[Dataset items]
......

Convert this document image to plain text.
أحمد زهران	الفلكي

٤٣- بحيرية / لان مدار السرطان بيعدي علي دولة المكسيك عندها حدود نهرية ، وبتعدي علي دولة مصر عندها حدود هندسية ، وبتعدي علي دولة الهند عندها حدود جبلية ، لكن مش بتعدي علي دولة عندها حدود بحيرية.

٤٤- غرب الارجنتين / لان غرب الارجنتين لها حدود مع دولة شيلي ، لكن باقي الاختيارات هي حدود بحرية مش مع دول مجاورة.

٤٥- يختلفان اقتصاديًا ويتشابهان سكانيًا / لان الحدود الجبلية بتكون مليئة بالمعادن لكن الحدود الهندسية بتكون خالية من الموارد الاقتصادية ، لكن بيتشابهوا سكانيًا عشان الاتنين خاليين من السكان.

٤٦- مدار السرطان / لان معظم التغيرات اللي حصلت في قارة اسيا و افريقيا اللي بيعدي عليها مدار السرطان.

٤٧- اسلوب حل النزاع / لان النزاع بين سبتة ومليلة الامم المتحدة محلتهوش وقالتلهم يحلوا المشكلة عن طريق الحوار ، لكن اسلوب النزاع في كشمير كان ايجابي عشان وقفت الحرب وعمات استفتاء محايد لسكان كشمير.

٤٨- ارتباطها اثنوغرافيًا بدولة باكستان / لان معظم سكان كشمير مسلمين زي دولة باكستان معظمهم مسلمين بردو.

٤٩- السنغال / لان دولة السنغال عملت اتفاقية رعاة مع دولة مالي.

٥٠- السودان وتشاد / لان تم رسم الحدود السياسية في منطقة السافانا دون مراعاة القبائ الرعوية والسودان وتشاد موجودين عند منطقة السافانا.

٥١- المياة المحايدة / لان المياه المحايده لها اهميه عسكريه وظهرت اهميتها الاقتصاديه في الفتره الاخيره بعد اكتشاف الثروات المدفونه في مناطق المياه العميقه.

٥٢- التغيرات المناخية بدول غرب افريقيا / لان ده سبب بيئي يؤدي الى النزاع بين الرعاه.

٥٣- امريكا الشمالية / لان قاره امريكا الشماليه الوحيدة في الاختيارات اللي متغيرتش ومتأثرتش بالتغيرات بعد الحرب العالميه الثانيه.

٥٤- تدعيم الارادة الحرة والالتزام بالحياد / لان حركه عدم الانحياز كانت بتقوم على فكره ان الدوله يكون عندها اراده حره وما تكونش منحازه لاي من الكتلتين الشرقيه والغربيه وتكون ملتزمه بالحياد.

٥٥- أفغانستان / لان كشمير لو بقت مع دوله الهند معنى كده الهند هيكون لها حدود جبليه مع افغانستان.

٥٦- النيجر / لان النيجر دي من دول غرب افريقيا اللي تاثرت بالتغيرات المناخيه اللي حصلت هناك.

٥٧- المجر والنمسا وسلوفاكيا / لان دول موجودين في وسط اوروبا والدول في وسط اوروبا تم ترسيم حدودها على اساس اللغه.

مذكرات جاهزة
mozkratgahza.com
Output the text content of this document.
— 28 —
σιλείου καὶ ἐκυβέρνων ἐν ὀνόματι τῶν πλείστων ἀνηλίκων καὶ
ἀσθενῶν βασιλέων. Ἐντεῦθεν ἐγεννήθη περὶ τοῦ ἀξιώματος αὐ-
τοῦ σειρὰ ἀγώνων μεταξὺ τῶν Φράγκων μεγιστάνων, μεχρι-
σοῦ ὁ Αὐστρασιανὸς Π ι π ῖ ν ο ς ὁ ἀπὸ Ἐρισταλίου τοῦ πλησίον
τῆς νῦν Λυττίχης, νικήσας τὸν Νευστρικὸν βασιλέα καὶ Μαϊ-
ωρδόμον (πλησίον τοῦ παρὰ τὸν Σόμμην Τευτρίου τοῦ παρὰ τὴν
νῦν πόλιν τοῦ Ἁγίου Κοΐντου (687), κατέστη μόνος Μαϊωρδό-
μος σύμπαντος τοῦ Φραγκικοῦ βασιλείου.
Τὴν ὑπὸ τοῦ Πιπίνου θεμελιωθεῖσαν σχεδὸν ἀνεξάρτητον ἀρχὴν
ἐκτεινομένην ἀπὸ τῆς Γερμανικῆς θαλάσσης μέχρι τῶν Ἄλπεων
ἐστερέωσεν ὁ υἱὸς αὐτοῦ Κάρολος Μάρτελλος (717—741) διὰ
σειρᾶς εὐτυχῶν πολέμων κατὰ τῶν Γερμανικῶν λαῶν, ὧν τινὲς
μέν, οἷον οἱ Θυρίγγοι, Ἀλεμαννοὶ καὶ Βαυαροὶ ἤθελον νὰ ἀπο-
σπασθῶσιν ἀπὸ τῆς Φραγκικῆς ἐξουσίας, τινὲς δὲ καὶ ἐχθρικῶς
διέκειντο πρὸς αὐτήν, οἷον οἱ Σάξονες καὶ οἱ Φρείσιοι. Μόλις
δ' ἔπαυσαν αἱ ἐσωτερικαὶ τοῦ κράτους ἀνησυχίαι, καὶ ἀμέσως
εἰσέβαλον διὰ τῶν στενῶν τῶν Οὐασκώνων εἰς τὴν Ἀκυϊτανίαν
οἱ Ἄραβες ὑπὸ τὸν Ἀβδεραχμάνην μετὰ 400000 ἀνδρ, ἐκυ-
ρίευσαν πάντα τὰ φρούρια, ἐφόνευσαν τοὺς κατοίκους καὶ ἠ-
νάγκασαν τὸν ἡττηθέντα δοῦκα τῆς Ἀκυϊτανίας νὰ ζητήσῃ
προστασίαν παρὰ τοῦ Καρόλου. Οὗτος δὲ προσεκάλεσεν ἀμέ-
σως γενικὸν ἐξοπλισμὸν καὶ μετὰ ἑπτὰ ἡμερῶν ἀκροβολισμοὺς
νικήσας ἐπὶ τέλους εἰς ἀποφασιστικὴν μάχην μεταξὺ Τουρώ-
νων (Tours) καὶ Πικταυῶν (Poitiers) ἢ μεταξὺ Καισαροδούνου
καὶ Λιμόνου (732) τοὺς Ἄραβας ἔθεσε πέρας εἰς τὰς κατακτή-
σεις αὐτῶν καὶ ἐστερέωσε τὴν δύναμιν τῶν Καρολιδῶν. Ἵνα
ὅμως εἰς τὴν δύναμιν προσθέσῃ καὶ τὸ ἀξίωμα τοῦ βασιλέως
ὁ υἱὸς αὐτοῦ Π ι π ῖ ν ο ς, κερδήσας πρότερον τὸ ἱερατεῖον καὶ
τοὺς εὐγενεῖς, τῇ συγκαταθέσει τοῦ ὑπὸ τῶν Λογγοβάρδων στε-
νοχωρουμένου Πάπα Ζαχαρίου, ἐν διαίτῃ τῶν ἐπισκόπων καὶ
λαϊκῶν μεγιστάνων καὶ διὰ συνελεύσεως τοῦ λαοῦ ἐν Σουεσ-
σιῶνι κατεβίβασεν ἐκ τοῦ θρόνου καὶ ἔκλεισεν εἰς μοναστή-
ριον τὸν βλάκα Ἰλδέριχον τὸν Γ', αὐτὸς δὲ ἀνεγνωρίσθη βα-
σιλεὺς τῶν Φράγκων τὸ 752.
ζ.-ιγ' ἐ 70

......

▶ [Task directions]: Copy each record from above without leaving any out.

▶ [Output for this exercise]:
Convert this document image to plain text.
أحمد زهران	الفلكي

٤٣- بحيرية / لان مدار السرطان بيعدي علي دولة المكسيك عندها حدود نهرية ، وبتعدي علي دولة مصر عندها حدود هندسية ، وبتعدي علي دولة الهند عندها حدود جبلية ، لكن مش بتعدي علي دولة عندها حدود بحيرية.

٤٤- غرب الارجنتين / لان غرب الارجنتين لها حدود مع دولة شيلي ، لكن باقي الاختيارات هي حدود بحرية مش مع دول مجاورة.

٤٥- يختلفان اقتصاديًا ويتشابهان سكانيًا / لان الحدود الجبلية بتكون مليئة بالمعادن لكن الحدود الهندسية بتكون خالية من الموارد الاقتصادية ، لكن بيتشابهوا سكانيًا عشان الاتنين خاليين من السكان.

٤٦- مدار السرطان / لان معظم التغيرات اللي حصلت في قارة اسيا و افريقيا اللي بيعدي عليها مدار السرطان.

٤٧- اسلوب حل النزاع / لان النزاع بين سبتة ومليلة الامم المتحدة محلتهوش وقالتلهم يحلوا المشكلة عن طريق الحوار ، لكن اسلوب النزاع في كشمير كان ايجابي عشان وقفت الحرب وعمات استفتاء محايد لسكان كشمير.

٤٨- ارتباطها اثنوغرافيًا بدولة باكستان / لان معظم سكان كشمير مسلمين زي دولة باكستان معظمهم مسلمين بردو.

٤٩- السنغال / لان دولة السنغال عملت اتفاقية رعاة مع دولة مالي.

٥٠- السودان وتشاد / لان تم رسم الحدود السياسية في منطقة السافانا دون مراعاة القبائ الرعوية والسودان وتشاد موجودين عند منطقة السافانا.

٥١- المياة المحايدة / لان المياه المحايده لها اهميه عسكريه وظهرت اهميتها الاقتصاديه في الفتره الاخيره بعد اكتشاف الثروات المدفونه في مناطق المياه العميقه.

٥٢- التغيرات المناخية بدول غرب افريقيا / لان ده سبب بيئي يؤدي الى النزاع بين الرعاه.

٥٣- امريكا الشمالية / لان قاره امريكا الشماليه الوحيدة في الاختيارات اللي متغيرتش ومتأثرتش بالتغيرات بعد الحرب العالميه الثانيه.

٥٤- تدعيم الارادة الحرة والالتزام بالحياد / لان حركه عدم الانحياز كانت بتقوم على فكره ان الدوله يكون عندها اراده حره وما تكونش منحازه لاي من الكتلتين الشرقيه والغربيه وتكون ملتزمه بالحياد.

٥٥- أفغانستان / لان كشمير لو بقت مع دوله الهند معنى كده الهند هيكون لها حدود جبليه مع افغانستان.

٥٦- النيجر / لان النيجر دي من دول غرب افريقيا اللي تاثرت بالتغيرات المناخيه اللي حصلت هناك.

٥٧- المجر والنمسا وسلوفاكيا / لان دول موجودين في وسط اوروبا والدول في وسط اوروبا تم ترسيم حدودها على اساس اللغه.

مذكرات جاهزة
mozkratgahza.com
Output the text content of this document.
— 28 —
σιλείου καὶ ἐκυβέρνων ἐν ὀνόματι τῶν πλείστων ἀνηλίκων καὶ
ἀσθενῶν βασιλέων. Ἐντεῦθεν ἐγεννήθη περὶ τοῦ ἀξιώματος αὐ-
τοῦ σειρὰ ἀγώνων μεταξὺ τῶν Φράγκων μεγιστάνων, μεχρι-
σοῦ ὁ Αὐστρασιανὸς Π ι π ῖ ν ο ς ὁ ἀπὸ Ἐρισταλίου τοῦ πλησίον
τῆς νῦν Λυττίχης, νικήσας τὸν Νευστρικὸν βασιλέα καὶ Μαϊ-
ωρδόμον (πλησίον τοῦ παρὰ τὸν Σόμμην Τευτρίου τοῦ παρὰ τὴν
νῦν πόλιν τοῦ Ἁγίου Κοΐντου (687), κατέστη μόνος Μαϊωρδό-
μος σύμπαντος τοῦ Φραγκικοῦ βασιλείου.
Τὴν ὑπὸ τοῦ Πιπίνου θεμελιωθεῖσαν σχεδὸν ἀνεξάρτητον ἀρχὴν
ἐκτεινομένην ἀπὸ τῆς Γερμανικῆς θαλάσσης μέχρι τῶν Ἄλπεων
ἐστερέωσεν ὁ υἱὸς αὐτοῦ Κάρολος Μάρτελλος (717—741) διὰ
σειρᾶς εὐτυχῶν πολέμων κατὰ τῶν Γερμανικῶν λαῶν, ὧν τινὲς
μέν, οἷον οἱ Θυρίγγοι, Ἀλεμαννοὶ καὶ Βαυαροὶ ἤθελον νὰ ἀπο-
σπασθῶσιν ἀπὸ τῆς Φραγκικῆς ἐξουσίας, τινὲς δὲ καὶ ἐχθρικῶς
διέκειντο πρὸς αὐτήν, οἷον οἱ Σάξονες καὶ οἱ Φρείσιοι. Μόλις
δ' ἔπαυσαν αἱ ἐσωτερικαὶ τοῦ κράτους ἀνησυχίαι, καὶ ἀμέσως
εἰσέβαλον διὰ τῶν στενῶν τῶν Οὐασκώνων εἰς τὴν Ἀκυϊτανίαν
οἱ Ἄραβες ὑπὸ τὸν Ἀβδεραχμάνην μετὰ 400000 ἀνδρ, ἐκυ-
ρίευσαν πάντα τὰ φρούρια, ἐφόνευσαν τοὺς κατοίκους καὶ ἠ-
νάγκασαν τὸν ἡττηθέντα δοῦκα τῆς Ἀκυϊτανίας νὰ ζητήσῃ
προστασίαν παρὰ τοῦ Καρόλου. Οὗτος δὲ προσεκάλεσεν ἀμέ-
σως γενικὸν ἐξοπλισμὸν καὶ μετὰ ἑπτὰ ἡμερῶν ἀκροβολισμοὺς
νικήσας ἐπὶ τέλους εἰς ἀποφασιστικὴν μάχην μεταξὺ Τουρώ-
νων (Tours) καὶ Πικταυῶν (Poitiers) ἢ μεταξὺ Καισαροδούνου
καὶ Λιμόνου (732) τοὺς Ἄραβας ἔθεσε πέρας εἰς τὰς κατακτή-
σεις αὐτῶν καὶ ἐστερέωσε τὴν δύναμιν τῶν Καρολιδῶν. Ἵνα
ὅμως εἰς τὴν δύναμιν προσθέσῃ καὶ τὸ ἀξίωμα τοῦ βασιλέως
ὁ υἱὸς αὐτοῦ Π ι π ῖ ν ο ς, κερδήσας πρότερον τὸ ἱερατεῖον καὶ
τοὺς εὐγενεῖς, τῇ συγκαταθέσει τοῦ ὑπὸ τῶν Λογγοβάρδων στε-
νοχωρουμένου Πάπα Ζαχαρίου, ἐν διαίτῃ τῶν ἐπισκόπων καὶ
λαϊκῶν μεγιστάνων καὶ διὰ συνελεύσεως τοῦ λαοῦ ἐν Σουεσ-
σιῶνι κατεβίβασεν ἐκ τοῦ θρόνου καὶ ἔκλεισεν εἰς μοναστή-
ριον τὸν βλάκα Ἰλδέριχον τὸν Γ', αὐτὸς δὲ ἀνεγνωρίσθη βα-
σιλεὺς τῶν Φράγκων τὸ 752.
ζ.-ιγ' ἐ 70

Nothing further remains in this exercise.